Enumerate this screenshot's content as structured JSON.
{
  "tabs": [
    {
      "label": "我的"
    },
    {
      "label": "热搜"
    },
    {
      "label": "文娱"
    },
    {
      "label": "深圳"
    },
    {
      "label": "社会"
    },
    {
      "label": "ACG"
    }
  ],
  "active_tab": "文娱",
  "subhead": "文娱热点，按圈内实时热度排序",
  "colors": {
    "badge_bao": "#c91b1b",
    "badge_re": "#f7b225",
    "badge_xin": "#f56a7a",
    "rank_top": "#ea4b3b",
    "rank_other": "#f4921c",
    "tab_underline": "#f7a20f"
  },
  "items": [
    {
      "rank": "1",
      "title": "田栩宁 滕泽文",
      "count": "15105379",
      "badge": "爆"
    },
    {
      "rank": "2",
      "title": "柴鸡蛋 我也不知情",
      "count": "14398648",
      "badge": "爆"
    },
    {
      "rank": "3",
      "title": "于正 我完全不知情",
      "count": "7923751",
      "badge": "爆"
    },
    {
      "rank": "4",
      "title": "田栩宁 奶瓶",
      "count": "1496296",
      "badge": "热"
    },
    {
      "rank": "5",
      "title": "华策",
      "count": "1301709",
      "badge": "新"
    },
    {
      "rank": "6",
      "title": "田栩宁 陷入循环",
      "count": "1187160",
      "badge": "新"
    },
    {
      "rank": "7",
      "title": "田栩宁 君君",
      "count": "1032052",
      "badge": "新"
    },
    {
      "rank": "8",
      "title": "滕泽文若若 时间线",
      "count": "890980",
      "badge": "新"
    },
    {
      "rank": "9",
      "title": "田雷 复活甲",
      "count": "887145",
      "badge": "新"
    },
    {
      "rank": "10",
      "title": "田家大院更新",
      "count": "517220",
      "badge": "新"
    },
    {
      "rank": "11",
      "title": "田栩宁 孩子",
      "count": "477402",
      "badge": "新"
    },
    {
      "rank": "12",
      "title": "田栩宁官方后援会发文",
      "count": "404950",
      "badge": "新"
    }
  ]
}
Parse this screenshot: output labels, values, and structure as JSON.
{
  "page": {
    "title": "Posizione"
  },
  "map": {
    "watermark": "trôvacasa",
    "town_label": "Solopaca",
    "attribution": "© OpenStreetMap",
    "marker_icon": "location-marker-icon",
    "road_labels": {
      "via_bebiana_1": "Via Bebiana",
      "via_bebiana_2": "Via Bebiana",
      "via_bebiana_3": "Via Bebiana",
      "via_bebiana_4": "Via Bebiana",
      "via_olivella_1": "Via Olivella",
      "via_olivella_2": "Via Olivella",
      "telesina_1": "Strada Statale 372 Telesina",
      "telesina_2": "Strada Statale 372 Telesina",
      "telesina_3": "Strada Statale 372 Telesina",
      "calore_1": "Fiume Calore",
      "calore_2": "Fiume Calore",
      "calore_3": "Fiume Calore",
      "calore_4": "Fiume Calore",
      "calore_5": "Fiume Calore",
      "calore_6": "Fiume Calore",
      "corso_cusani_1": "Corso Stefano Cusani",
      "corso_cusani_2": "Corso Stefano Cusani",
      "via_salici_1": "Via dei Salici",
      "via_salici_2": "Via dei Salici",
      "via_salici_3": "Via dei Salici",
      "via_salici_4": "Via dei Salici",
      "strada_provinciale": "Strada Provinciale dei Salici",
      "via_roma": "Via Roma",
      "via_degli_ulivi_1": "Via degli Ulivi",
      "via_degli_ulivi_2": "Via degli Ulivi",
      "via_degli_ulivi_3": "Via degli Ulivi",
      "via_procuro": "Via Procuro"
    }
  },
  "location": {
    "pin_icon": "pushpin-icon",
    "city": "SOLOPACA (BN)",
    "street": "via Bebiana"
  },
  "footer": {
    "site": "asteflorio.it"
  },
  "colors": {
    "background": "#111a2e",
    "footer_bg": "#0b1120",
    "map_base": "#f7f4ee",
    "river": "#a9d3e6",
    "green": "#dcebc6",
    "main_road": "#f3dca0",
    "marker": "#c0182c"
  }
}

· · · ·

Reproduce the listing in full. Keep it exactly as written.

Enumerate this screenshot's content as structured JSON.
{
  "tabs": [
    {
      "label": "我的"
    },
    {
      "label": "热搜"
    },
    {
      "label": "文娱"
    },
    {
      "label": "深圳"
    },
    {
      "label": "社会"
    },
    {
      "label": "ACG"
    }
  ],
  "active_tab": "文娱",
  "subhead": "文娱热点，按圈内实时热度排序",
  "colors": {
    "badge_bao": "#c91b1b",
    "badge_re": "#f7b225",
    "badge_xin": "#f56a7a",
    "rank_top": "#ea4b3b",
    "rank_other": "#f4921c",
    "tab_underline": "#f7a20f"
  },
  "items": [
    {
      "rank": "1",
      "title": "田栩宁 滕泽文",
      "count": "15105379",
      "badge": "爆"
    },
    {
      "rank": "2",
      "title": "柴鸡蛋 我也不知情",
      "count": "14398648",
      "badge": "爆"
    },
    {
      "rank": "3",
      "title": "于正 我完全不知情",
      "count": "7923751",
      "badge": "爆"
    },
    {
      "rank": "4",
      "title": "田栩宁 奶瓶",
      "count": "1496296",
      "badge": "热"
    },
    {
      "rank": "5",
      "title": "华策",
      "count": "1301709",
      "badge": "新"
    },
    {
      "rank": "6",
      "title": "田栩宁 陷入循环",
      "count": "1187160",
      "badge": "新"
    },
    {
      "rank": "7",
      "title": "田栩宁 君君",
      "count": "1032052",
      "badge": "新"
    },
    {
      "rank": "8",
      "title": "滕泽文若若 时间线",
      "count": "890980",
      "badge": "新"
    },
    {
      "rank": "9",
      "title": "田雷 复活甲",
      "count": "887145",
      "badge": "新"
    },
    {
      "rank": "10",
      "title": "田家大院更新",
      "count": "517220",
      "badge": "新"
    },
    {
      "rank": "11",
      "title": "田栩宁 孩子",
      "count": "477402",
      "badge": "新"
    },
    {
      "rank": "12",
      "title": "田栩宁官方后援会发文",
      "count": "404950",
      "badge": "新"
    }
  ]
}
Parse this screenshot: output labels, values, and structure as JSON.
{
  "page": {
    "title": "Posizione"
  },
  "map": {
    "watermark": "trôvacasa",
    "town_label": "Solopaca",
    "attribution": "© OpenStreetMap",
    "marker_icon": "location-marker-icon",
    "road_labels": {
      "via_bebiana_1": "Via Bebiana",
      "via_bebiana_2": "Via Bebiana",
      "via_bebiana_3": "Via Bebiana",
      "via_bebiana_4": "Via Bebiana",
      "via_olivella_1": "Via Olivella",
      "via_olivella_2": "Via Olivella",
      "telesina_1": "Strada Statale 372 Telesina",
      "telesina_2": "Strada Statale 372 Telesina",
      "telesina_3": "Strada Statale 372 Telesina",
      "calore_1": "Fiume Calore",
      "calore_2": "Fiume Calore",
      "calore_3": "Fiume Calore",
      "calore_4": "Fiume Calore",
      "calore_5": "Fiume Calore",
      "calore_6": "Fiume Calore",
      "corso_cusani_1": "Corso Stefano Cusani",
      "corso_cusani_2": "Corso Stefano Cusani",
      "via_salici_1": "Via dei Salici",
      "via_salici_2": "Via dei Salici",
      "via_salici_3": "Via dei Salici",
      "via_salici_4": "Via dei Salici",
      "strada_provinciale": "Strada Provinciale dei Salici",
      "via_roma": "Via Roma",
      "via_degli_ulivi_1": "Via degli Ulivi",
      "via_degli_ulivi_2": "Via degli Ulivi",
      "via_degli_ulivi_3": "Via degli Ulivi",
      "via_procuro": "Via Procuro"
    }
  },
  "location": {
    "pin_icon": "pushpin-icon",
    "city": "SOLOPACA (BN)",
    "street": "via Bebiana"
  },
  "footer": {
    "site": "asteflorio.it"
  },
  "colors": {
    "background": "#111a2e",
    "footer_bg": "#0b1120",
    "map_base": "#f7f4ee",
    "river": "#a9d3e6",
    "green": "#dcebc6",
    "main_road": "#f3dca0",
    "marker": "#c0182c"
  }
}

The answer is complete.